- EXERCISE -
Once the pictures are set aside, transcribe the remaining data exactly.

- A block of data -
+++++

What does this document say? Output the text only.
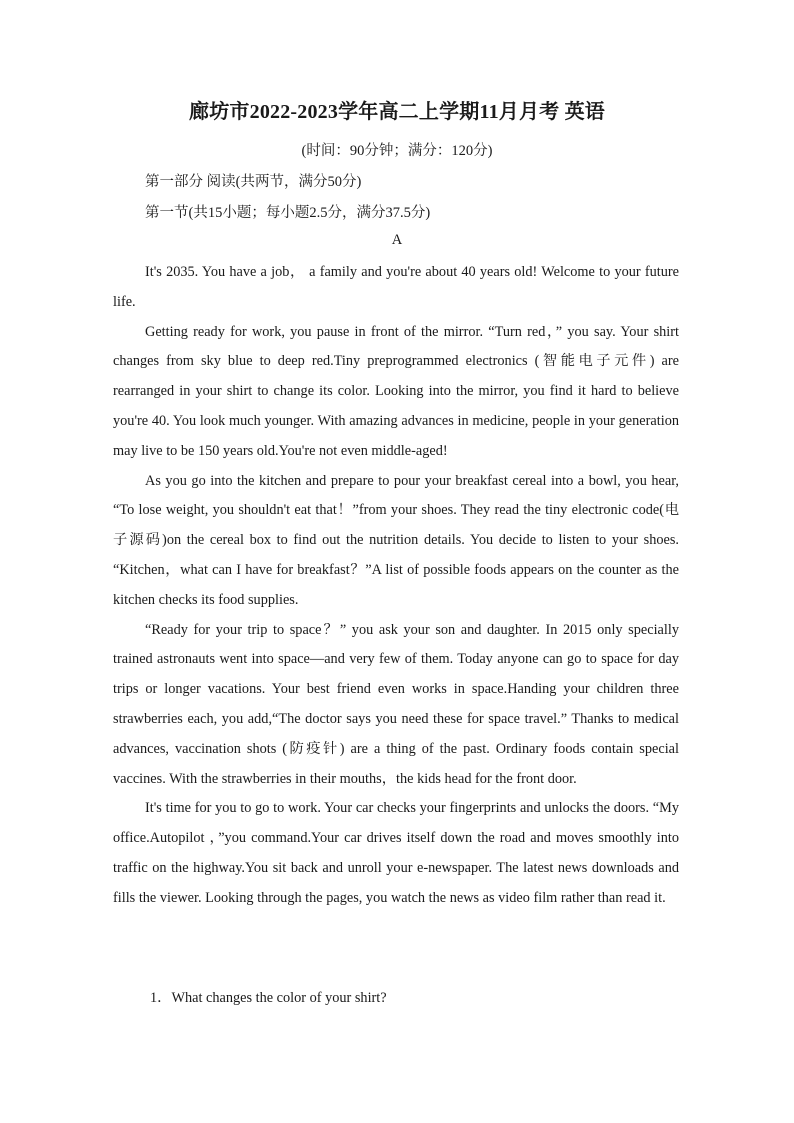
廊坊市2022-2023学年高二上学期11月月考 英语
(时间：90分钟；满分：120分)
第一部分 阅读(共两节，满分50分)
第一节(共15小题；每小题2.5分，满分37.5分)
A

It's 2035. You have a job， a family and you're about 40 years old! Welcome to your future life.

Getting ready for work, you pause in front of the mirror. “Turn red，” you say. Your shirt changes from sky blue to deep red.Tiny preprogrammed electronics (智能电子元件) are rearranged in your shirt to change its color. Looking into the mirror, you find it hard to believe you're 40. You look much younger. With amazing advances in medicine, people in your generation may live to be 150 years old.You're not even middle-aged!

As you go into the kitchen and prepare to pour your breakfast cereal into a bowl, you hear, “To lose weight, you shouldn't eat that！”from your shoes. They read the tiny electronic code(电子源码)on the cereal box to find out the nutrition details. You decide to listen to your shoes. “Kitchen，what can I have for breakfast？”A list of possible foods appears on the counter as the kitchen checks its food supplies.

“Ready for your trip to space？” you ask your son and daughter. In 2015 only specially trained astronauts went into space—and very few of them. Today anyone can go to space for day trips or longer vacations. Your best friend even works in space.Handing your children three strawberries each, you add,“The doctor says you need these for space travel.” Thanks to medical advances, vaccination shots (防疫针) are a thing of the past. Ordinary foods contain special vaccines. With the strawberries in their mouths，the kids head for the front door.

It's time for you to go to work. Your car checks your fingerprints and unlocks the doors. “My office.Autopilot ，”you command.Your car drives itself down the road and moves smoothly into traffic on the highway.You sit back and unroll your e-newspaper. The latest news downloads and fills the viewer. Looking through the pages, you watch the news as video film rather than read it.

1．What changes the color of your shirt?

+++++

- ANSWER BELOW -
What does this document say? Output the text only.
廊坊市2022-2023学年高二上学期11月月考 英语
(时间：90分钟；满分：120分)
第一部分 阅读(共两节，满分50分)
第一节(共15小题；每小题2.5分，满分37.5分)
A

It's 2035. You have a job， a family and you're about 40 years old! Welcome to your future life.

Getting ready for work, you pause in front of the mirror. “Turn red，” you say. Your shirt changes from sky blue to deep red.Tiny preprogrammed electronics (智能电子元件) are rearranged in your shirt to change its color. Looking into the mirror, you find it hard to believe you're 40. You look much younger. With amazing advances in medicine, people in your generation may live to be 150 years old.You're not even middle-aged!

As you go into the kitchen and prepare to pour your breakfast cereal into a bowl, you hear, “To lose weight, you shouldn't eat that！”from your shoes. They read the tiny electronic code(电子源码)on the cereal box to find out the nutrition details. You decide to listen to your shoes. “Kitchen，what can I have for breakfast？”A list of possible foods appears on the counter as the kitchen checks its food supplies.

“Ready for your trip to space？” you ask your son and daughter. In 2015 only specially trained astronauts went into space—and very few of them. Today anyone can go to space for day trips or longer vacations. Your best friend even works in space.Handing your children three strawberries each, you add,“The doctor says you need these for space travel.” Thanks to medical advances, vaccination shots (防疫针) are a thing of the past. Ordinary foods contain special vaccines. With the strawberries in their mouths，the kids head for the front door.

It's time for you to go to work. Your car checks your fingerprints and unlocks the doors. “My office.Autopilot ，”you command.Your car drives itself down the road and moves smoothly into traffic on the highway.You sit back and unroll your e-newspaper. The latest news downloads and fills the viewer. Looking through the pages, you watch the news as video film rather than read it.

1．What changes the color of your shirt?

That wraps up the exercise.